Items from a data source:
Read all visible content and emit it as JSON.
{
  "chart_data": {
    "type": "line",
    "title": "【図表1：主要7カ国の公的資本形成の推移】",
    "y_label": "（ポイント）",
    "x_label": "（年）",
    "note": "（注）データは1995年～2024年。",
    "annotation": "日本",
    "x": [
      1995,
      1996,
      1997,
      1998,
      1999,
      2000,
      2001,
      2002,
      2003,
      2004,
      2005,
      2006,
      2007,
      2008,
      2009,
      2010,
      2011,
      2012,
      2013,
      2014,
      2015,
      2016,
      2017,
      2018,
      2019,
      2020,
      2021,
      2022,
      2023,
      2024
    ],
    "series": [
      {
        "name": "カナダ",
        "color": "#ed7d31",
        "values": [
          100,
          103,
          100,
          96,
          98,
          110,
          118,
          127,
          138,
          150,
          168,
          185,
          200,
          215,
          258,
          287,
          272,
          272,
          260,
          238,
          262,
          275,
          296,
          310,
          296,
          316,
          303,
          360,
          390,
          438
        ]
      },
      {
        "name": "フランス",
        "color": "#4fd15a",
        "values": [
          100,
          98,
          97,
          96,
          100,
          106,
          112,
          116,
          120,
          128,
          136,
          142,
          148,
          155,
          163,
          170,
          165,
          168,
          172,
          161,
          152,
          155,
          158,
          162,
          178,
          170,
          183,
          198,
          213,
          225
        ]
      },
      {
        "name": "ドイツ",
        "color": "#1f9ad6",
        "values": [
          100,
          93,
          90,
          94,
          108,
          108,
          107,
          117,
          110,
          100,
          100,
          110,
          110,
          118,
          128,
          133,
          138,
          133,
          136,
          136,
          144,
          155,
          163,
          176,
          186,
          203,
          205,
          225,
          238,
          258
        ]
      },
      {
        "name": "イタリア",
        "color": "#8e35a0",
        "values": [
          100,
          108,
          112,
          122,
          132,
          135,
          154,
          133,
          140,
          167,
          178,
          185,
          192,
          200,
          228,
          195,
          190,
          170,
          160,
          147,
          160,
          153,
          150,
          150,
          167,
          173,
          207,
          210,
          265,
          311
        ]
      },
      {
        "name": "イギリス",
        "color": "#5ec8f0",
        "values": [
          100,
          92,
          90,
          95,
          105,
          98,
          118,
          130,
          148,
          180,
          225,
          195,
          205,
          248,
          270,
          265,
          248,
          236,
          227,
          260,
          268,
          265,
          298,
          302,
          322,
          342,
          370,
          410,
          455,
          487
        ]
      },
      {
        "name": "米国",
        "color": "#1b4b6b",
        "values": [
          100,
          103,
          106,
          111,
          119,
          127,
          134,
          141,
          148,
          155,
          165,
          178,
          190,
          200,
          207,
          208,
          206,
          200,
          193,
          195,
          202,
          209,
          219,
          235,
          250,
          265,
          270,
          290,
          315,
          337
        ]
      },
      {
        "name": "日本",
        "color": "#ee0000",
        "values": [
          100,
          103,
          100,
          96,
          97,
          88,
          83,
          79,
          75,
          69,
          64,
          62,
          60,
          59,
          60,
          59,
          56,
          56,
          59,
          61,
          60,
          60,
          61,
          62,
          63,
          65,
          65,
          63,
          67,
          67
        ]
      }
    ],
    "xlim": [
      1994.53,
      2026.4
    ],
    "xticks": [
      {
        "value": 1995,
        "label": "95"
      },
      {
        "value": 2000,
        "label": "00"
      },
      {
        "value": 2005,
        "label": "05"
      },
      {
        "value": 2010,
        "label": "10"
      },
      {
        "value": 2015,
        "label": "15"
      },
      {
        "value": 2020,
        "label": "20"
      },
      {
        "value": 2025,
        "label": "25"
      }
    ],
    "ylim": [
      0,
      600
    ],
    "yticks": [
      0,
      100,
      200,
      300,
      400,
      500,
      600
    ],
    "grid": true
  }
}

▶ AIM OF THE TASK: Extract the data in full. Keep it word for word.

▶ COMPLETE ANSWER:
Read all visible content and emit it as JSON.
{
  "chart_data": {
    "type": "line",
    "title": "【図表1：主要7カ国の公的資本形成の推移】",
    "y_label": "（ポイント）",
    "x_label": "（年）",
    "note": "（注）データは1995年～2024年。",
    "annotation": "日本",
    "x": [
      1995,
      1996,
      1997,
      1998,
      1999,
      2000,
      2001,
      2002,
      2003,
      2004,
      2005,
      2006,
      2007,
      2008,
      2009,
      2010,
      2011,
      2012,
      2013,
      2014,
      2015,
      2016,
      2017,
      2018,
      2019,
      2020,
      2021,
      2022,
      2023,
      2024
    ],
    "series": [
      {
        "name": "カナダ",
        "color": "#ed7d31",
        "values": [
          100,
          103,
          100,
          96,
          98,
          110,
          118,
          127,
          138,
          150,
          168,
          185,
          200,
          215,
          258,
          287,
          272,
          272,
          260,
          238,
          262,
          275,
          296,
          310,
          296,
          316,
          303,
          360,
          390,
          438
        ]
      },
      {
        "name": "フランス",
        "color": "#4fd15a",
        "values": [
          100,
          98,
          97,
          96,
          100,
          106,
          112,
          116,
          120,
          128,
          136,
          142,
          148,
          155,
          163,
          170,
          165,
          168,
          172,
          161,
          152,
          155,
          158,
          162,
          178,
          170,
          183,
          198,
          213,
          225
        ]
      },
      {
        "name": "ドイツ",
        "color": "#1f9ad6",
        "values": [
          100,
          93,
          90,
          94,
          108,
          108,
          107,
          117,
          110,
          100,
          100,
          110,
          110,
          118,
          128,
          133,
          138,
          133,
          136,
          136,
          144,
          155,
          163,
          176,
          186,
          203,
          205,
          225,
          238,
          258
        ]
      },
      {
        "name": "イタリア",
        "color": "#8e35a0",
        "values": [
          100,
          108,
          112,
          122,
          132,
          135,
          154,
          133,
          140,
          167,
          178,
          185,
          192,
          200,
          228,
          195,
          190,
          170,
          160,
          147,
          160,
          153,
          150,
          150,
          167,
          173,
          207,
          210,
          265,
          311
        ]
      },
      {
        "name": "イギリス",
        "color": "#5ec8f0",
        "values": [
          100,
          92,
          90,
          95,
          105,
          98,
          118,
          130,
          148,
          180,
          225,
          195,
          205,
          248,
          270,
          265,
          248,
          236,
          227,
          260,
          268,
          265,
          298,
          302,
          322,
          342,
          370,
          410,
          455,
          487
        ]
      },
      {
        "name": "米国",
        "color": "#1b4b6b",
        "values": [
          100,
          103,
          106,
          111,
          119,
          127,
          134,
          141,
          148,
          155,
          165,
          178,
          190,
          200,
          207,
          208,
          206,
          200,
          193,
          195,
          202,
          209,
          219,
          235,
          250,
          265,
          270,
          290,
          315,
          337
        ]
      },
      {
        "name": "日本",
        "color": "#ee0000",
        "values": [
          100,
          103,
          100,
          96,
          97,
          88,
          83,
          79,
          75,
          69,
          64,
          62,
          60,
          59,
          60,
          59,
          56,
          56,
          59,
          61,
          60,
          60,
          61,
          62,
          63,
          65,
          65,
          63,
          67,
          67
        ]
      }
    ],
    "xlim": [
      1994.53,
      2026.4
    ],
    "xticks": [
      {
        "value": 1995,
        "label": "95"
      },
      {
        "value": 2000,
        "label": "00"
      },
      {
        "value": 2005,
        "label": "05"
      },
      {
        "value": 2010,
        "label": "10"
      },
      {
        "value": 2015,
        "label": "15"
      },
      {
        "value": 2020,
        "label": "20"
      },
      {
        "value": 2025,
        "label": "25"
      }
    ],
    "ylim": [
      0,
      600
    ],
    "yticks": [
      0,
      100,
      200,
      300,
      400,
      500,
      600
    ],
    "grid": true
  }
}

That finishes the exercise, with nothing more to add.